* Source records
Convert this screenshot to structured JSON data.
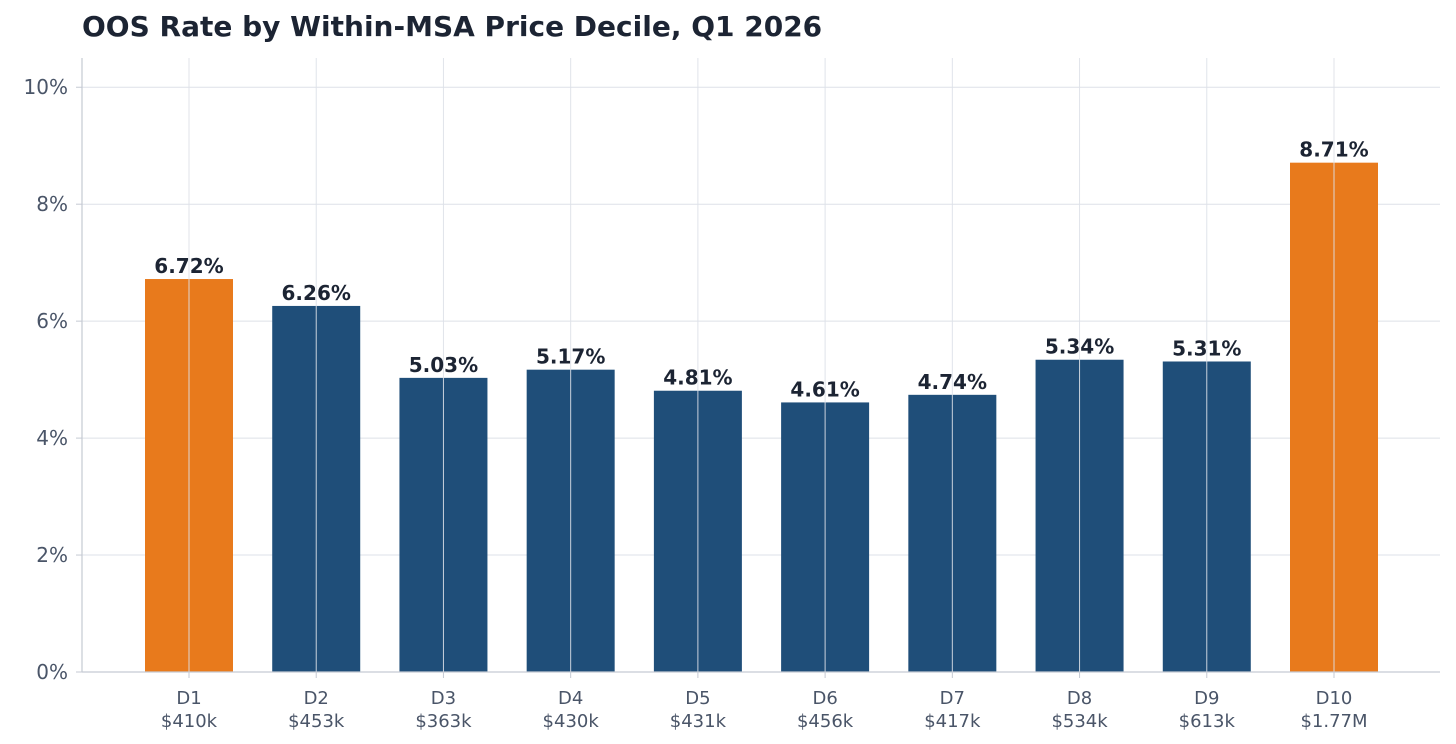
{
  "chart_data": {
    "type": "bar",
    "title": "OOS Rate by Within-MSA Price Decile, Q1 2026",
    "xlabel": "",
    "ylabel": "",
    "ylim": [
      0,
      10.5
    ],
    "y_ticks": [
      {
        "value": 0,
        "label": "0%"
      },
      {
        "value": 2,
        "label": "2%"
      },
      {
        "value": 4,
        "label": "4%"
      },
      {
        "value": 6,
        "label": "6%"
      },
      {
        "value": 8,
        "label": "8%"
      },
      {
        "value": 10,
        "label": "10%"
      }
    ],
    "grid": true,
    "categories": [
      "D1",
      "D2",
      "D3",
      "D4",
      "D5",
      "D6",
      "D7",
      "D8",
      "D9",
      "D10"
    ],
    "category_sublabels": [
      "$410k",
      "$453k",
      "$363k",
      "$430k",
      "$431k",
      "$456k",
      "$417k",
      "$534k",
      "$613k",
      "$1.77M"
    ],
    "values": [
      6.72,
      6.26,
      5.03,
      5.17,
      4.81,
      4.61,
      4.74,
      5.34,
      5.31,
      8.71
    ],
    "data_labels": [
      "6.72%",
      "6.26%",
      "5.03%",
      "5.17%",
      "4.81%",
      "4.61%",
      "4.74%",
      "5.34%",
      "5.31%",
      "8.71%"
    ],
    "highlighted": [
      true,
      false,
      false,
      false,
      false,
      false,
      false,
      false,
      false,
      true
    ],
    "colors": {
      "highlight": "#e87a1c",
      "default": "#1f4e79",
      "grid": "#dde1e8",
      "axis": "#c5cad3"
    }
  }
}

* Aim of the exercise
Extract the full listing above verbatim; pictures are to be left out of the copy.

* Solution for this exercise
Convert this screenshot to structured JSON data.
{
  "chart_data": {
    "type": "bar",
    "title": "OOS Rate by Within-MSA Price Decile, Q1 2026",
    "xlabel": "",
    "ylabel": "",
    "ylim": [
      0,
      10.5
    ],
    "y_ticks": [
      {
        "value": 0,
        "label": "0%"
      },
      {
        "value": 2,
        "label": "2%"
      },
      {
        "value": 4,
        "label": "4%"
      },
      {
        "value": 6,
        "label": "6%"
      },
      {
        "value": 8,
        "label": "8%"
      },
      {
        "value": 10,
        "label": "10%"
      }
    ],
    "grid": true,
    "categories": [
      "D1",
      "D2",
      "D3",
      "D4",
      "D5",
      "D6",
      "D7",
      "D8",
      "D9",
      "D10"
    ],
    "category_sublabels": [
      "$410k",
      "$453k",
      "$363k",
      "$430k",
      "$431k",
      "$456k",
      "$417k",
      "$534k",
      "$613k",
      "$1.77M"
    ],
    "values": [
      6.72,
      6.26,
      5.03,
      5.17,
      4.81,
      4.61,
      4.74,
      5.34,
      5.31,
      8.71
    ],
    "data_labels": [
      "6.72%",
      "6.26%",
      "5.03%",
      "5.17%",
      "4.81%",
      "4.61%",
      "4.74%",
      "5.34%",
      "5.31%",
      "8.71%"
    ],
    "highlighted": [
      true,
      false,
      false,
      false,
      false,
      false,
      false,
      false,
      false,
      true
    ],
    "colors": {
      "highlight": "#e87a1c",
      "default": "#1f4e79",
      "grid": "#dde1e8",
      "axis": "#c5cad3"
    }
  }
}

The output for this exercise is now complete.